◆ **Aim**: The entries that follow should be written out exactly.

— START Record extracts —

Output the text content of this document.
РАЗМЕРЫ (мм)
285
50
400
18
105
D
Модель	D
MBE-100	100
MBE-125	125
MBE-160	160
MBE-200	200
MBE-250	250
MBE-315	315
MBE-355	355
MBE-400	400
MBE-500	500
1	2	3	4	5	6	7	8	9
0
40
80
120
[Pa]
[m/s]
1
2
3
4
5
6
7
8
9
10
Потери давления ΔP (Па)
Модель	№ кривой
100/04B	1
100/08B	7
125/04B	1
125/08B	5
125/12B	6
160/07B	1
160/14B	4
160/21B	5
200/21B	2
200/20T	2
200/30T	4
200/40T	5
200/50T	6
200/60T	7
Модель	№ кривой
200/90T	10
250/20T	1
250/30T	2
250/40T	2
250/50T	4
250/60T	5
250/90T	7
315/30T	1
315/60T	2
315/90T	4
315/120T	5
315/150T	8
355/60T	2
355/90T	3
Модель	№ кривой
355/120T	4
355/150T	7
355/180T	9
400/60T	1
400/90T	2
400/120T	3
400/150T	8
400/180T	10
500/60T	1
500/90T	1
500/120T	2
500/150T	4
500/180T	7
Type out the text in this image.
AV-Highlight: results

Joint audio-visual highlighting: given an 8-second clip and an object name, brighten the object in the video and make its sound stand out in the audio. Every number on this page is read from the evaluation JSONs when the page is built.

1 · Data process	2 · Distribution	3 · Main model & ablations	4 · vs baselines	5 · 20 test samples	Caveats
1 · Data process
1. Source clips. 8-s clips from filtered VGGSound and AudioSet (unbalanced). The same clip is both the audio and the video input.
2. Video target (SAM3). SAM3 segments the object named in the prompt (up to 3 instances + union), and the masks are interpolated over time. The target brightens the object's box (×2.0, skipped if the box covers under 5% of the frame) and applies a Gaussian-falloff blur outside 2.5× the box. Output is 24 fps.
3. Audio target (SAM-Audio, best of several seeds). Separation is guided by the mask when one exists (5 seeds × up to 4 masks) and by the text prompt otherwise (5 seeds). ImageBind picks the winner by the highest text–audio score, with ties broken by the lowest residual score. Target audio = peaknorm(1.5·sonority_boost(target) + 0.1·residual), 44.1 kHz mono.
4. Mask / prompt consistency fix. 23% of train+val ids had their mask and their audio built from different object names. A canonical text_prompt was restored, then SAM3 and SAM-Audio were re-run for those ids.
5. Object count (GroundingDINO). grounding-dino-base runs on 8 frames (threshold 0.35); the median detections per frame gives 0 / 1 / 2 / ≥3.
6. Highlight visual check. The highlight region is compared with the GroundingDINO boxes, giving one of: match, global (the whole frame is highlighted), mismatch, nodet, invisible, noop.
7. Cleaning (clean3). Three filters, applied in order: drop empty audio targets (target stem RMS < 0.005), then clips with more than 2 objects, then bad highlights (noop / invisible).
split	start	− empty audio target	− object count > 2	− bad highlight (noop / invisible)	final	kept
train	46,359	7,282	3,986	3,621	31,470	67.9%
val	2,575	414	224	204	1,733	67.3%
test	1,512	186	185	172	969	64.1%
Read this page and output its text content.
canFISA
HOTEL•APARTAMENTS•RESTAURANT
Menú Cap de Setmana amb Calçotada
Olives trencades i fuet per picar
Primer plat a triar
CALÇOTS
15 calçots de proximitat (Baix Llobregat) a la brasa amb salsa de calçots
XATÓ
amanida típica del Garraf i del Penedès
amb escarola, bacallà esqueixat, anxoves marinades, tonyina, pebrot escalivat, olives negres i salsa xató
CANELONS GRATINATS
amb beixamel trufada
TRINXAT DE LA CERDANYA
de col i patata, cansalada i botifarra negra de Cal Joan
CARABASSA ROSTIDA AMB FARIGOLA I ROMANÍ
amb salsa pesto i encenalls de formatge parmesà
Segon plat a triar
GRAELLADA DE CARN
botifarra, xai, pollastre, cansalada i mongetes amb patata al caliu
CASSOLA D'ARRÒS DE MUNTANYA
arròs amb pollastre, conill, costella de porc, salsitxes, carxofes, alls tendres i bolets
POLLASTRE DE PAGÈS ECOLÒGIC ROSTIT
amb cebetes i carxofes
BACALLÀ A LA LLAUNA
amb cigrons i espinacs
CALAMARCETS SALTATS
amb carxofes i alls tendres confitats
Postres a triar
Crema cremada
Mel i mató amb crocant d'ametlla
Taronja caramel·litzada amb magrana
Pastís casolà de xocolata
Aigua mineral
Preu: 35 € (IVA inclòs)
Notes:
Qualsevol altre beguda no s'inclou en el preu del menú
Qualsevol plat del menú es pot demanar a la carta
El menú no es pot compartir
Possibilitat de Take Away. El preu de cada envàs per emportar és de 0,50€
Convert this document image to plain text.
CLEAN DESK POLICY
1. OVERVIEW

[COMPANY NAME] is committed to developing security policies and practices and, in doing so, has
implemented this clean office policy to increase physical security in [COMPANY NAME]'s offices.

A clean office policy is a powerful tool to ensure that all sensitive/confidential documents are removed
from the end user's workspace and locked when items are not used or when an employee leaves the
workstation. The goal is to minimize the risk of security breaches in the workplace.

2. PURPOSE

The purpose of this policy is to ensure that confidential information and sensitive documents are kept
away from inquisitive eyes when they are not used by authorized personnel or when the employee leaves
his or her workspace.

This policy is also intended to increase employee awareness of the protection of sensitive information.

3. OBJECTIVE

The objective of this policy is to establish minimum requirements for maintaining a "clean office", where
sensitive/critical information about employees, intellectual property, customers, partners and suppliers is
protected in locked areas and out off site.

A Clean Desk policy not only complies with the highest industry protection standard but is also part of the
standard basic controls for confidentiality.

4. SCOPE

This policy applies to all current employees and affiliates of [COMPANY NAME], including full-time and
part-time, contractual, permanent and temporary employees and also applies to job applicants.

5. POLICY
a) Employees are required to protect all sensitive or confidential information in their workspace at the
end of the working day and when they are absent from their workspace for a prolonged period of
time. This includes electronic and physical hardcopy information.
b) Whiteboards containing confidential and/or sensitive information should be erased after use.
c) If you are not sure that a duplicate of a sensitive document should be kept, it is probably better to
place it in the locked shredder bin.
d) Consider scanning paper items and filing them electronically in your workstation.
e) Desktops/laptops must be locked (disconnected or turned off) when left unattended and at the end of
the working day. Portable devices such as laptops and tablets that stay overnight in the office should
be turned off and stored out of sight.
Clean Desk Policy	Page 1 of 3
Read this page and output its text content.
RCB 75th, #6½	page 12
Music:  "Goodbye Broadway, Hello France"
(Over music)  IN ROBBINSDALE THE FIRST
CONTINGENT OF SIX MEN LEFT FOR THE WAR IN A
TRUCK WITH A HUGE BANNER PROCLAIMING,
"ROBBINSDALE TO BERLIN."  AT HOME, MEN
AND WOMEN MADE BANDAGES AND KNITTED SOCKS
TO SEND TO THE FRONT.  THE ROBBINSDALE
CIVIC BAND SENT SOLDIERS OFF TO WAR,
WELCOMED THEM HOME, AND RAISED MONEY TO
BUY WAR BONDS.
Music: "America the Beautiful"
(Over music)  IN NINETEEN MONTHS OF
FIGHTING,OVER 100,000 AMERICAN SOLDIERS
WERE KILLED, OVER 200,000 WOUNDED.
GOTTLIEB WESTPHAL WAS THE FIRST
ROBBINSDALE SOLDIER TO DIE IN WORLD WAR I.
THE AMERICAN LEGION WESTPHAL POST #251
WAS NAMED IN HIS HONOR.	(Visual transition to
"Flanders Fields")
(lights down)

— END Record extracts —

◆ **Solution to the exercise**:
Output the text content of this document.
РАЗМЕРЫ (мм)
285
50
400
18
105
D
Модель	D
MBE-100	100
MBE-125	125
MBE-160	160
MBE-200	200
MBE-250	250
MBE-315	315
MBE-355	355
MBE-400	400
MBE-500	500
1	2	3	4	5	6	7	8	9
0
40
80
120
[Pa]
[m/s]
1
2
3
4
5
6
7
8
9
10
Потери давления ΔP (Па)
Модель	№ кривой
100/04B	1
100/08B	7
125/04B	1
125/08B	5
125/12B	6
160/07B	1
160/14B	4
160/21B	5
200/21B	2
200/20T	2
200/30T	4
200/40T	5
200/50T	6
200/60T	7
Модель	№ кривой
200/90T	10
250/20T	1
250/30T	2
250/40T	2
250/50T	4
250/60T	5
250/90T	7
315/30T	1
315/60T	2
315/90T	4
315/120T	5
315/150T	8
355/60T	2
355/90T	3
Модель	№ кривой
355/120T	4
355/150T	7
355/180T	9
400/60T	1
400/90T	2
400/120T	3
400/150T	8
400/180T	10
500/60T	1
500/90T	1
500/120T	2
500/150T	4
500/180T	7
Type out the text in this image.
AV-Highlight: results

Joint audio-visual highlighting: given an 8-second clip and an object name, brighten the object in the video and make its sound stand out in the audio. Every number on this page is read from the evaluation JSONs when the page is built.

1 · Data process	2 · Distribution	3 · Main model & ablations	4 · vs baselines	5 · 20 test samples	Caveats
1 · Data process
1. Source clips. 8-s clips from filtered VGGSound and AudioSet (unbalanced). The same clip is both the audio and the video input.
2. Video target (SAM3). SAM3 segments the object named in the prompt (up to 3 instances + union), and the masks are interpolated over time. The target brightens the object's box (×2.0, skipped if the box covers under 5% of the frame) and applies a Gaussian-falloff blur outside 2.5× the box. Output is 24 fps.
3. Audio target (SAM-Audio, best of several seeds). Separation is guided by the mask when one exists (5 seeds × up to 4 masks) and by the text prompt otherwise (5 seeds). ImageBind picks the winner by the highest text–audio score, with ties broken by the lowest residual score. Target audio = peaknorm(1.5·sonority_boost(target) + 0.1·residual), 44.1 kHz mono.
4. Mask / prompt consistency fix. 23% of train+val ids had their mask and their audio built from different object names. A canonical text_prompt was restored, then SAM3 and SAM-Audio were re-run for those ids.
5. Object count (GroundingDINO). grounding-dino-base runs on 8 frames (threshold 0.35); the median detections per frame gives 0 / 1 / 2 / ≥3.
6. Highlight visual check. The highlight region is compared with the GroundingDINO boxes, giving one of: match, global (the whole frame is highlighted), mismatch, nodet, invisible, noop.
7. Cleaning (clean3). Three filters, applied in order: drop empty audio targets (target stem RMS < 0.005), then clips with more than 2 objects, then bad highlights (noop / invisible).
split	start	− empty audio target	− object count > 2	− bad highlight (noop / invisible)	final	kept
train	46,359	7,282	3,986	3,621	31,470	67.9%
val	2,575	414	224	204	1,733	67.3%
test	1,512	186	185	172	969	64.1%
Read this page and output its text content.
canFISA
HOTEL•APARTAMENTS•RESTAURANT
Menú Cap de Setmana amb Calçotada
Olives trencades i fuet per picar
Primer plat a triar
CALÇOTS
15 calçots de proximitat (Baix Llobregat) a la brasa amb salsa de calçots
XATÓ
amanida típica del Garraf i del Penedès
amb escarola, bacallà esqueixat, anxoves marinades, tonyina, pebrot escalivat, olives negres i salsa xató
CANELONS GRATINATS
amb beixamel trufada
TRINXAT DE LA CERDANYA
de col i patata, cansalada i botifarra negra de Cal Joan
CARABASSA ROSTIDA AMB FARIGOLA I ROMANÍ
amb salsa pesto i encenalls de formatge parmesà
Segon plat a triar
GRAELLADA DE CARN
botifarra, xai, pollastre, cansalada i mongetes amb patata al caliu
CASSOLA D'ARRÒS DE MUNTANYA
arròs amb pollastre, conill, costella de porc, salsitxes, carxofes, alls tendres i bolets
POLLASTRE DE PAGÈS ECOLÒGIC ROSTIT
amb cebetes i carxofes
BACALLÀ A LA LLAUNA
amb cigrons i espinacs
CALAMARCETS SALTATS
amb carxofes i alls tendres confitats
Postres a triar
Crema cremada
Mel i mató amb crocant d'ametlla
Taronja caramel·litzada amb magrana
Pastís casolà de xocolata
Aigua mineral
Preu: 35 € (IVA inclòs)
Notes:
Qualsevol altre beguda no s'inclou en el preu del menú
Qualsevol plat del menú es pot demanar a la carta
El menú no es pot compartir
Possibilitat de Take Away. El preu de cada envàs per emportar és de 0,50€
Convert this document image to plain text.
CLEAN DESK POLICY
1. OVERVIEW

[COMPANY NAME] is committed to developing security policies and practices and, in doing so, has
implemented this clean office policy to increase physical security in [COMPANY NAME]'s offices.

A clean office policy is a powerful tool to ensure that all sensitive/confidential documents are removed
from the end user's workspace and locked when items are not used or when an employee leaves the
workstation. The goal is to minimize the risk of security breaches in the workplace.

2. PURPOSE

The purpose of this policy is to ensure that confidential information and sensitive documents are kept
away from inquisitive eyes when they are not used by authorized personnel or when the employee leaves
his or her workspace.

This policy is also intended to increase employee awareness of the protection of sensitive information.

3. OBJECTIVE

The objective of this policy is to establish minimum requirements for maintaining a "clean office", where
sensitive/critical information about employees, intellectual property, customers, partners and suppliers is
protected in locked areas and out off site.

A Clean Desk policy not only complies with the highest industry protection standard but is also part of the
standard basic controls for confidentiality.

4. SCOPE

This policy applies to all current employees and affiliates of [COMPANY NAME], including full-time and
part-time, contractual, permanent and temporary employees and also applies to job applicants.

5. POLICY
a) Employees are required to protect all sensitive or confidential information in their workspace at the
end of the working day and when they are absent from their workspace for a prolonged period of
time. This includes electronic and physical hardcopy information.
b) Whiteboards containing confidential and/or sensitive information should be erased after use.
c) If you are not sure that a duplicate of a sensitive document should be kept, it is probably better to
place it in the locked shredder bin.
d) Consider scanning paper items and filing them electronically in your workstation.
e) Desktops/laptops must be locked (disconnected or turned off) when left unattended and at the end of
the working day. Portable devices such as laptops and tablets that stay overnight in the office should
be turned off and stored out of sight.
Clean Desk Policy	Page 1 of 3
Read this page and output its text content.
RCB 75th, #6½	page 12
Music:  "Goodbye Broadway, Hello France"
(Over music)  IN ROBBINSDALE THE FIRST
CONTINGENT OF SIX MEN LEFT FOR THE WAR IN A
TRUCK WITH A HUGE BANNER PROCLAIMING,
"ROBBINSDALE TO BERLIN."  AT HOME, MEN
AND WOMEN MADE BANDAGES AND KNITTED SOCKS
TO SEND TO THE FRONT.  THE ROBBINSDALE
CIVIC BAND SENT SOLDIERS OFF TO WAR,
WELCOMED THEM HOME, AND RAISED MONEY TO
BUY WAR BONDS.
Music: "America the Beautiful"
(Over music)  IN NINETEEN MONTHS OF
FIGHTING,OVER 100,000 AMERICAN SOLDIERS
WERE KILLED, OVER 200,000 WOUNDED.
GOTTLIEB WESTPHAL WAS THE FIRST
ROBBINSDALE SOLDIER TO DIE IN WORLD WAR I.
THE AMERICAN LEGION WESTPHAL POST #251
WAS NAMED IN HIS HONOR.	(Visual transition to
"Flanders Fields")
(lights down)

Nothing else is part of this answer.